- **What to work on**
Using the records below, locate all lines containing "Concentrated" and return them.
********************
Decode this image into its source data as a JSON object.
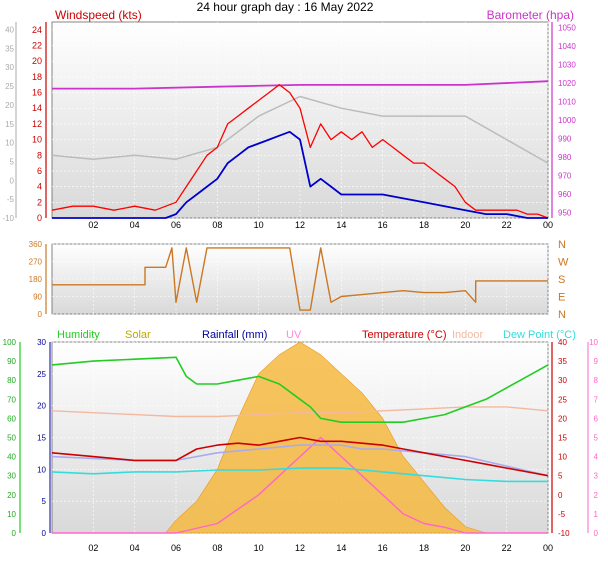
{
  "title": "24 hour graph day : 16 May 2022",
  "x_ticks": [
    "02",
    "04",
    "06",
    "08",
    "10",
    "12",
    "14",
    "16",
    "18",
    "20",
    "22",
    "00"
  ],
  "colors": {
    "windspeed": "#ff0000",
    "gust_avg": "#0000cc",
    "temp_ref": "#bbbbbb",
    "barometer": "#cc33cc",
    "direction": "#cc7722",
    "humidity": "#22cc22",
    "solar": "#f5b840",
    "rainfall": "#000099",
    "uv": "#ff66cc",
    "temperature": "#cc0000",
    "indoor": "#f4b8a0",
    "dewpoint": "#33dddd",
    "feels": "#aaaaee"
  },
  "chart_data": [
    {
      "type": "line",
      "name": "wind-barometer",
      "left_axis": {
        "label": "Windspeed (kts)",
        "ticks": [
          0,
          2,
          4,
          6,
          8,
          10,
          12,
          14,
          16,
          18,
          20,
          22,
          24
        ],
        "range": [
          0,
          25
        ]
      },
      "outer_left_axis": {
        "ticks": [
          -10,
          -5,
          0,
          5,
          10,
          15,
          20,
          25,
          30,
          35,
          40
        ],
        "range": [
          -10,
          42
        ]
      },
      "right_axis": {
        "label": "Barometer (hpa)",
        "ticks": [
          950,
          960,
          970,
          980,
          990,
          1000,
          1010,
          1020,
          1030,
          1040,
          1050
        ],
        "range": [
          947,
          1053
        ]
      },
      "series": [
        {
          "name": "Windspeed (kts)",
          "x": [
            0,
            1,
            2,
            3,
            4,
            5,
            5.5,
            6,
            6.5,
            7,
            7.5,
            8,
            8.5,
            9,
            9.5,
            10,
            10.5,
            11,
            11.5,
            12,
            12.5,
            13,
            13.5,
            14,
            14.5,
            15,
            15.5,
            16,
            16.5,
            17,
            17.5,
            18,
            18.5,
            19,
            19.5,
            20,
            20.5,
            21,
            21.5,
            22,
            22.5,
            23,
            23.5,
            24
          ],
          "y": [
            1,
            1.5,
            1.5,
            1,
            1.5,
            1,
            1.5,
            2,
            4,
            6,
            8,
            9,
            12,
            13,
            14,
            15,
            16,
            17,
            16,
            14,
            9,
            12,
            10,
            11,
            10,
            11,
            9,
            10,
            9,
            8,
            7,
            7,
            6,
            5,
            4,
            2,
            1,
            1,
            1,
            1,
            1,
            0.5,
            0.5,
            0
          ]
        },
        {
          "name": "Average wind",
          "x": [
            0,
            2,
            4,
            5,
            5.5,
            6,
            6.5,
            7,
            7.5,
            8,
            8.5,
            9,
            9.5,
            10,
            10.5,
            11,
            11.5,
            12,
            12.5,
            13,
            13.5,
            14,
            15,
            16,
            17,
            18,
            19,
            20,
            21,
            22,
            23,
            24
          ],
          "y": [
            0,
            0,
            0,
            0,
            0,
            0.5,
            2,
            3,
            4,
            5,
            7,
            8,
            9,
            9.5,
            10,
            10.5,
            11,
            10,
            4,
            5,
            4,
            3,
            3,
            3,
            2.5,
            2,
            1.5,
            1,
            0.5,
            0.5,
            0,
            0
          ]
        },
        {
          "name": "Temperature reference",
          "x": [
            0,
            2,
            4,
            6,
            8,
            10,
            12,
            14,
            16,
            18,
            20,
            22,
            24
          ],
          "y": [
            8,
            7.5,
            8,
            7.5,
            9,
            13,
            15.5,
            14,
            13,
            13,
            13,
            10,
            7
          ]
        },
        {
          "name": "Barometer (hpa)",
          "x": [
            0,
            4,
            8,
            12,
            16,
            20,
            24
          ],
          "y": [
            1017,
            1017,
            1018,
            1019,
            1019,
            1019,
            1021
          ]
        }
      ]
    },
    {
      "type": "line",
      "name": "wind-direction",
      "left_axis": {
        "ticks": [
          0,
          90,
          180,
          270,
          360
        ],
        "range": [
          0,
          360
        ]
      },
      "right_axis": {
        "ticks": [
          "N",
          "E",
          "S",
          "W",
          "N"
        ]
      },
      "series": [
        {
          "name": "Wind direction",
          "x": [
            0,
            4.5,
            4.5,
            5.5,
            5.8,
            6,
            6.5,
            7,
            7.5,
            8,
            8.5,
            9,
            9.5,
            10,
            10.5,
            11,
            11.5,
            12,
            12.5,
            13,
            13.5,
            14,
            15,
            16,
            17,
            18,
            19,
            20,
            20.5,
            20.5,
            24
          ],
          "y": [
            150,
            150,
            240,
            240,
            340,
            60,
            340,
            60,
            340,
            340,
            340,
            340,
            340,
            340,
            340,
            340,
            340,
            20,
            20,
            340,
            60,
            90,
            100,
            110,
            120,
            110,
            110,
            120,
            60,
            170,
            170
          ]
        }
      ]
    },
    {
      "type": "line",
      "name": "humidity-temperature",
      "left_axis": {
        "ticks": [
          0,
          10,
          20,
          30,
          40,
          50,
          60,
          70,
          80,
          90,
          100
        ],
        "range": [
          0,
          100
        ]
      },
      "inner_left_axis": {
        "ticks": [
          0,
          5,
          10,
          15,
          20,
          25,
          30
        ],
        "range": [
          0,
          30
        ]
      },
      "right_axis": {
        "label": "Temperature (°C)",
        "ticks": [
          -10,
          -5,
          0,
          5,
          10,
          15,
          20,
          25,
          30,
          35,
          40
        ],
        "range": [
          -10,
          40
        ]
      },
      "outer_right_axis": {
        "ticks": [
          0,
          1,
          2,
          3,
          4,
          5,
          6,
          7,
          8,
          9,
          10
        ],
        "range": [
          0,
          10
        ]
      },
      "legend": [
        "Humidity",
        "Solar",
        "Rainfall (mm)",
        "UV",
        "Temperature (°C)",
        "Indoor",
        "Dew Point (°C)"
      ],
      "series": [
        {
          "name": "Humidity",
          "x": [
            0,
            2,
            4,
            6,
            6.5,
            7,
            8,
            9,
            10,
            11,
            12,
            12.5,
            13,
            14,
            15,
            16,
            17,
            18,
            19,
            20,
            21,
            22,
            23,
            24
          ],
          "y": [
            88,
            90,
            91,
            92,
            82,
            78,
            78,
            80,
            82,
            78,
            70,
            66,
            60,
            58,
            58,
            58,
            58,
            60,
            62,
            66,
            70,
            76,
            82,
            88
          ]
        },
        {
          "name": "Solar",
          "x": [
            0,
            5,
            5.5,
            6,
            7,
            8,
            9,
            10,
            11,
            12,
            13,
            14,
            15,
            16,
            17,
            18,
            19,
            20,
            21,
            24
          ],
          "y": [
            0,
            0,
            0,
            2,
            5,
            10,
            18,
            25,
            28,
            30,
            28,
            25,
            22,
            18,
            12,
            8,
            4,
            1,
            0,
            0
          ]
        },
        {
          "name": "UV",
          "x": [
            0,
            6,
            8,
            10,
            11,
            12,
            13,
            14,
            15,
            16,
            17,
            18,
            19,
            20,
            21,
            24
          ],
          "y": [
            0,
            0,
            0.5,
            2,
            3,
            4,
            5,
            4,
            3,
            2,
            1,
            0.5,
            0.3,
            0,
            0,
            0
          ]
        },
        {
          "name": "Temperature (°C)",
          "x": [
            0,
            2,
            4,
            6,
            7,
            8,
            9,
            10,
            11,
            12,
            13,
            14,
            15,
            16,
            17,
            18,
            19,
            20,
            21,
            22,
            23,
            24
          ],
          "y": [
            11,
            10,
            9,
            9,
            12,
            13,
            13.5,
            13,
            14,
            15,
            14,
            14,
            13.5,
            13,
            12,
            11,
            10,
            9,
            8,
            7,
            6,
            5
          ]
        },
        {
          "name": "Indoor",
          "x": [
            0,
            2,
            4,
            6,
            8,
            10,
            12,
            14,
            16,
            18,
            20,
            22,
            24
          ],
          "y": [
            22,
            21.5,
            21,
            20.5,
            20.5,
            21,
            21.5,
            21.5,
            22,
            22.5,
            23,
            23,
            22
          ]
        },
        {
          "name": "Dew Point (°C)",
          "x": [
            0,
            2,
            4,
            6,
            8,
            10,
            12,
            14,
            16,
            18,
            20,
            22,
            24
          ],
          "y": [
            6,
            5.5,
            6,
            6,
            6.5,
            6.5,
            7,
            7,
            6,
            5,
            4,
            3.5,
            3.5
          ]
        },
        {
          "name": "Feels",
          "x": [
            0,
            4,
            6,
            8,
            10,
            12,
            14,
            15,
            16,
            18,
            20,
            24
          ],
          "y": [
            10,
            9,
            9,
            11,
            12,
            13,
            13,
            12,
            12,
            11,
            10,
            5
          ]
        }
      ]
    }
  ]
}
********************
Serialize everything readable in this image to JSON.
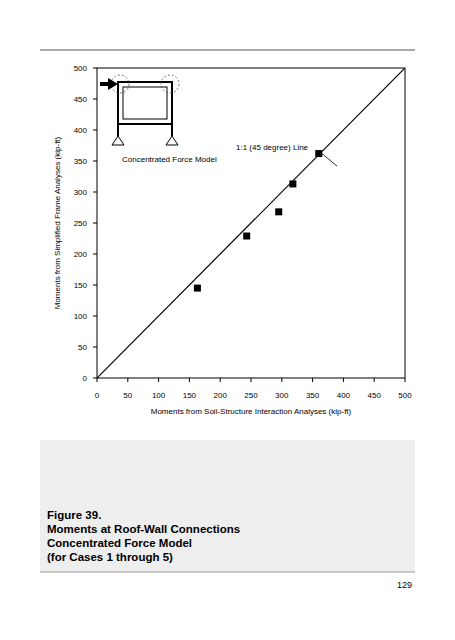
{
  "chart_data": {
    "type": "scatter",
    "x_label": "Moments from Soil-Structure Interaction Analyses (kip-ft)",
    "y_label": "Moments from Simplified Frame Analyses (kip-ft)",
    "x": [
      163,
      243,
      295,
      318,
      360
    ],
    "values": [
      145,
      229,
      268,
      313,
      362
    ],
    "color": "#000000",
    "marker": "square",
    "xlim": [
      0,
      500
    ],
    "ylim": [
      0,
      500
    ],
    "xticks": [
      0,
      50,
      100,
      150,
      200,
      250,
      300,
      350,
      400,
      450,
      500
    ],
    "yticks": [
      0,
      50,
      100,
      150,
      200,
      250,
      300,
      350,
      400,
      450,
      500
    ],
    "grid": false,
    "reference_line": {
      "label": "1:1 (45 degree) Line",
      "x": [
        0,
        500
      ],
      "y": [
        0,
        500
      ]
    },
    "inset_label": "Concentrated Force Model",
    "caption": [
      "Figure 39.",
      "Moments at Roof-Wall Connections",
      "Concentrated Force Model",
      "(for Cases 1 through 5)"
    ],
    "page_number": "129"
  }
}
********************
- **Exercise response**
    "inset_label": "Concentrated Force Model",
      "Concentrated Force Model",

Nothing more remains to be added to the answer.